● **Exercise prompt**: Check every line of the entries below for the word "name", and copy the ones that have it.

● **Items listed in a dataset**:
## begin
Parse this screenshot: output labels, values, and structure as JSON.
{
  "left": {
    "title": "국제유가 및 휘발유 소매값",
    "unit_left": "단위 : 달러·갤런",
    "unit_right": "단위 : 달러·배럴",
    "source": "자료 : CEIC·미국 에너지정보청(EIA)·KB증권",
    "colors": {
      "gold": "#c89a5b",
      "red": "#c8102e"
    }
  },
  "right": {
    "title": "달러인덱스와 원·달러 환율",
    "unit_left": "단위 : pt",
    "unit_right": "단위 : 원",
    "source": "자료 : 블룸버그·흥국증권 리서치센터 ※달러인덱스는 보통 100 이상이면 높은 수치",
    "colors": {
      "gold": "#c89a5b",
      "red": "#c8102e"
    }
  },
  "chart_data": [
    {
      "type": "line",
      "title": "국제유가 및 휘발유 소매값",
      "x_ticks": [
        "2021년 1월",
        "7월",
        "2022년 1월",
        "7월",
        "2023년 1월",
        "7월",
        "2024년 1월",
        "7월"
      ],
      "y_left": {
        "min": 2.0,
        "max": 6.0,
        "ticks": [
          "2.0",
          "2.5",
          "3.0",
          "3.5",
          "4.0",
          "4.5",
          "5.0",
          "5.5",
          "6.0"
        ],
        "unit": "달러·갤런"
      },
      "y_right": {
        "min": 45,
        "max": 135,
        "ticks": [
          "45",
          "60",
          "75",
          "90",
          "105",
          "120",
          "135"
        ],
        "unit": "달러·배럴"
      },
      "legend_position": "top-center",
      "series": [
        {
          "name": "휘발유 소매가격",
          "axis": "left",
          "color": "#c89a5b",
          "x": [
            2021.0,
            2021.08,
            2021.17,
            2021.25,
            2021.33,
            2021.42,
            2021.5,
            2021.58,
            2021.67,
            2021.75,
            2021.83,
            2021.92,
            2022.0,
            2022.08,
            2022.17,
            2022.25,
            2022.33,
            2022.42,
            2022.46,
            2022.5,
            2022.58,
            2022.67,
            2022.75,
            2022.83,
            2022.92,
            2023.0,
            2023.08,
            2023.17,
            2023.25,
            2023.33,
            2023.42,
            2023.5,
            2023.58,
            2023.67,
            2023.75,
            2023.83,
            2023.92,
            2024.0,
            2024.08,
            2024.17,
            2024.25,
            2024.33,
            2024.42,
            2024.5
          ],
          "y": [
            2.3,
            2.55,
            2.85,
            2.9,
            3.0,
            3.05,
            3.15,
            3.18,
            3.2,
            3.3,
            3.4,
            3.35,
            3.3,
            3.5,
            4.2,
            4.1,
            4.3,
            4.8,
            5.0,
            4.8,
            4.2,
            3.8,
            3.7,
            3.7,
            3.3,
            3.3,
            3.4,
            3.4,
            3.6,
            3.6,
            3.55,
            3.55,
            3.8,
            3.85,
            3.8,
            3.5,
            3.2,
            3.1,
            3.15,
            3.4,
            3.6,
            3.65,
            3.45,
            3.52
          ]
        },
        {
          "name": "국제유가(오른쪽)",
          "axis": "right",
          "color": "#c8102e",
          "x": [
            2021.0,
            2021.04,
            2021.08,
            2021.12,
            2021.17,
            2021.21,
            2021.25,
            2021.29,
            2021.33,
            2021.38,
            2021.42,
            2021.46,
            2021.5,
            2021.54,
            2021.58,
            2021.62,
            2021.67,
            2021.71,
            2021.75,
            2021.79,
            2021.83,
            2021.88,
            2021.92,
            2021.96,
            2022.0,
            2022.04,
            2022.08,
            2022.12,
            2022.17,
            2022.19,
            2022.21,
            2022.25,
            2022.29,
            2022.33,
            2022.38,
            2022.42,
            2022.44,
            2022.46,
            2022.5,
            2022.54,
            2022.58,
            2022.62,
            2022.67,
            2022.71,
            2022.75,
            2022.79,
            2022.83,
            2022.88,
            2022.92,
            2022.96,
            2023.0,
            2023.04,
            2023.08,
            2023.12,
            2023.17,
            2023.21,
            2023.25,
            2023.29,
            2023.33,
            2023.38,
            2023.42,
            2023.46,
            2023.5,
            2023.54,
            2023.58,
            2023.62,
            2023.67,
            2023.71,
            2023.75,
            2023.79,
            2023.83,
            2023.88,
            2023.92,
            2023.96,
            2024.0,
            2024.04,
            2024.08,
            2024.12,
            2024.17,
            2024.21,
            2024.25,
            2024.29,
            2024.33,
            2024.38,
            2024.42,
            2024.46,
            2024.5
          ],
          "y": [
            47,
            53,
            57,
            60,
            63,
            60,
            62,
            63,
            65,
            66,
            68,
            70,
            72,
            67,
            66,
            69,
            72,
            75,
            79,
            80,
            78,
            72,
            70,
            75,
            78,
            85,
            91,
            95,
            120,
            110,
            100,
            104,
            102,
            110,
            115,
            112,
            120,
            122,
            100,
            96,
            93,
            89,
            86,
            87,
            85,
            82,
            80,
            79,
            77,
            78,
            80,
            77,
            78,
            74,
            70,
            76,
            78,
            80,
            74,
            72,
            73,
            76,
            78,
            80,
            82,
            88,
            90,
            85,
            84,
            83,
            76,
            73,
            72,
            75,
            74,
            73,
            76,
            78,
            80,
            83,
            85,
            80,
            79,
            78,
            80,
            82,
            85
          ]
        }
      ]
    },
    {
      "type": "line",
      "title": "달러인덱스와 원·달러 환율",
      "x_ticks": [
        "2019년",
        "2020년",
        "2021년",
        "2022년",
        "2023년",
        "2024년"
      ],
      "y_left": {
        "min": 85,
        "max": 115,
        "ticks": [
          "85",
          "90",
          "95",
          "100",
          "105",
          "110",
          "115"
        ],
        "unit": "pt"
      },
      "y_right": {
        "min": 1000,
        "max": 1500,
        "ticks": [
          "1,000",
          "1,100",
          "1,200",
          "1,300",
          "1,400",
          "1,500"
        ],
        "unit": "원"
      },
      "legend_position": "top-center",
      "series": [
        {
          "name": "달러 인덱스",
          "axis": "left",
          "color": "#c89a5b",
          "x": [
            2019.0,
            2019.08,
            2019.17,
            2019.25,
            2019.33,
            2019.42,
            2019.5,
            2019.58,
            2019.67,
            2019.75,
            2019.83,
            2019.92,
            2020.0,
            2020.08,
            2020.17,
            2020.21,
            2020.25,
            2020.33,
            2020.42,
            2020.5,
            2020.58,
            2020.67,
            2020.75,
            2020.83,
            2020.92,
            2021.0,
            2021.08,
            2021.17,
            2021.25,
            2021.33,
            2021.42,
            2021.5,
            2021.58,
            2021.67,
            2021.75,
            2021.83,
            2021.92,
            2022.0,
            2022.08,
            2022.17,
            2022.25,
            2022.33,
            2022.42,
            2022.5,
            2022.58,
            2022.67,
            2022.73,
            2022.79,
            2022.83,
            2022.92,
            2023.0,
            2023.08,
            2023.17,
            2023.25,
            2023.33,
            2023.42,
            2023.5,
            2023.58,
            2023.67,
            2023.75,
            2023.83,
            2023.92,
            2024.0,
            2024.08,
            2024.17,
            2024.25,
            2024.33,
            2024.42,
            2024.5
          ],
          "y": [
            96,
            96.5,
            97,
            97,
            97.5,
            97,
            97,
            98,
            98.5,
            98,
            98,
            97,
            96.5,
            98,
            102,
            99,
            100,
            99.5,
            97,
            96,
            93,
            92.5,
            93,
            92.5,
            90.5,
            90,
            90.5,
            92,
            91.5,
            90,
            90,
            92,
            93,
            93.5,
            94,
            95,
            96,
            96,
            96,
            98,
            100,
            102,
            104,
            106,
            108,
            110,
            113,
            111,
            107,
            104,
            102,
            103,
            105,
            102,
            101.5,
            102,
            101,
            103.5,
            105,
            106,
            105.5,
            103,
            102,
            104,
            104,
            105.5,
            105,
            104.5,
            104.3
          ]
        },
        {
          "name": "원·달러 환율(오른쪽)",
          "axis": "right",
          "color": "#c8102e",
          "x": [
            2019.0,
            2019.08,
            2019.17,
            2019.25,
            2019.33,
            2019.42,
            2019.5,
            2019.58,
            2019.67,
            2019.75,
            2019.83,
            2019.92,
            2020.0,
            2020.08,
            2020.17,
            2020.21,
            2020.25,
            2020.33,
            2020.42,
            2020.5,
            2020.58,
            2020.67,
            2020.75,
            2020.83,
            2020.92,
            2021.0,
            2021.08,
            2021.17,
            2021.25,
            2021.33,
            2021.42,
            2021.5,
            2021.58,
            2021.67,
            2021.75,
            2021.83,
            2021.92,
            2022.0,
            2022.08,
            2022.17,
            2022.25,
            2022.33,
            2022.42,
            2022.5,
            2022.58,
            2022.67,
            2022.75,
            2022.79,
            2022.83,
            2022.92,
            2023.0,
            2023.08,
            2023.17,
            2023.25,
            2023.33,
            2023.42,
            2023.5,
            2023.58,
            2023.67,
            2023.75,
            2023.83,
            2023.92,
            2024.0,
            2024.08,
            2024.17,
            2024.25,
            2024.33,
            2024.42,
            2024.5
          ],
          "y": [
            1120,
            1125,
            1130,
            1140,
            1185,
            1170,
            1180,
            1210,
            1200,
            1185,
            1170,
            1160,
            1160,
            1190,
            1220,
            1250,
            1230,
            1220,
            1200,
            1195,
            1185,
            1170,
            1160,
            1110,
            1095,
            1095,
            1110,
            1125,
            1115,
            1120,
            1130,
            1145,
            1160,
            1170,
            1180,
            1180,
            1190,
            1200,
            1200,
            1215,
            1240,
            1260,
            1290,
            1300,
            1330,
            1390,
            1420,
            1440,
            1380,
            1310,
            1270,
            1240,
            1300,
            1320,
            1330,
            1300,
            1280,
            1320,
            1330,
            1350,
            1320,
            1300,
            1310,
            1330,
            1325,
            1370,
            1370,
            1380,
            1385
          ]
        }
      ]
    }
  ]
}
## end
● **Correct output**:
          "name": "휘발유 소매가격",
          "name": "국제유가(오른쪽)",
          "name": "달러 인덱스",
          "name": "원·달러 환율(오른쪽)",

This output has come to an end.